## [Working data]
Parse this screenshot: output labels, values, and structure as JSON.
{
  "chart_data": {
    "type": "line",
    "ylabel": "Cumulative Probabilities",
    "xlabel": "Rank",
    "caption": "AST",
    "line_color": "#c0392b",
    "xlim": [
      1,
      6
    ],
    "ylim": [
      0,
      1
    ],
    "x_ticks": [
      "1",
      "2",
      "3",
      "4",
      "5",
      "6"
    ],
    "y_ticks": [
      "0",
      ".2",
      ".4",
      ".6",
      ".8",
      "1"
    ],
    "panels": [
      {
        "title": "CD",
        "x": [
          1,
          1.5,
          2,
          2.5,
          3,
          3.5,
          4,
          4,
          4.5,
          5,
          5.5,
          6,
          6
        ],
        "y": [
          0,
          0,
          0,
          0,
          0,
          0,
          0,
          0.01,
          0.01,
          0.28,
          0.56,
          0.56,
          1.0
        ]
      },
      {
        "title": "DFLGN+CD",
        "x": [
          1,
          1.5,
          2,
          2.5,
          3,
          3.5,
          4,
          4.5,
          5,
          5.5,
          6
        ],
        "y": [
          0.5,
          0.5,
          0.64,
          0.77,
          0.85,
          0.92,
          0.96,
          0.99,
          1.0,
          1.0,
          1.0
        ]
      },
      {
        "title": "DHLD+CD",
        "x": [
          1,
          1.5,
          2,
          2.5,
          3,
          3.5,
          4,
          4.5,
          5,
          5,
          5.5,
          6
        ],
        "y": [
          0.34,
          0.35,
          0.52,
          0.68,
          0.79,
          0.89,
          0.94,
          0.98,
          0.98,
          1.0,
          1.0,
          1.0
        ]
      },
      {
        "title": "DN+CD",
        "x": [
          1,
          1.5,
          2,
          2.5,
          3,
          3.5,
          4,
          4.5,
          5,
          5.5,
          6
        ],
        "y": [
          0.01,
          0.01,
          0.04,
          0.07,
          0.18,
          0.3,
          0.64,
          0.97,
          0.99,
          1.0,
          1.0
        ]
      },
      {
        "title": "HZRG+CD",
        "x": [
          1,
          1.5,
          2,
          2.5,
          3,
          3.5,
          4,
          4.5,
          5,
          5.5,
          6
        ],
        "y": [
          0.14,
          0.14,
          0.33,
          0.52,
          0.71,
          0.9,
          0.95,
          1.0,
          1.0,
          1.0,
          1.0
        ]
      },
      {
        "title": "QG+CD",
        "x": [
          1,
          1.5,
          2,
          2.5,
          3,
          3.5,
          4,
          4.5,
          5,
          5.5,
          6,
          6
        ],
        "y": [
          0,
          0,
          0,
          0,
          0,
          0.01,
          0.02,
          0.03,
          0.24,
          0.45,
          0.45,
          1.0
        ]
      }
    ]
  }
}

## [Exercise]
Check each line of the records for the word "title" and extract those that contain it.

## [Written reply]
        "title": "CD",
        "title": "DFLGN+CD",
        "title": "DHLD+CD",
        "title": "DN+CD",
        "title": "HZRG+CD",
        "title": "QG+CD",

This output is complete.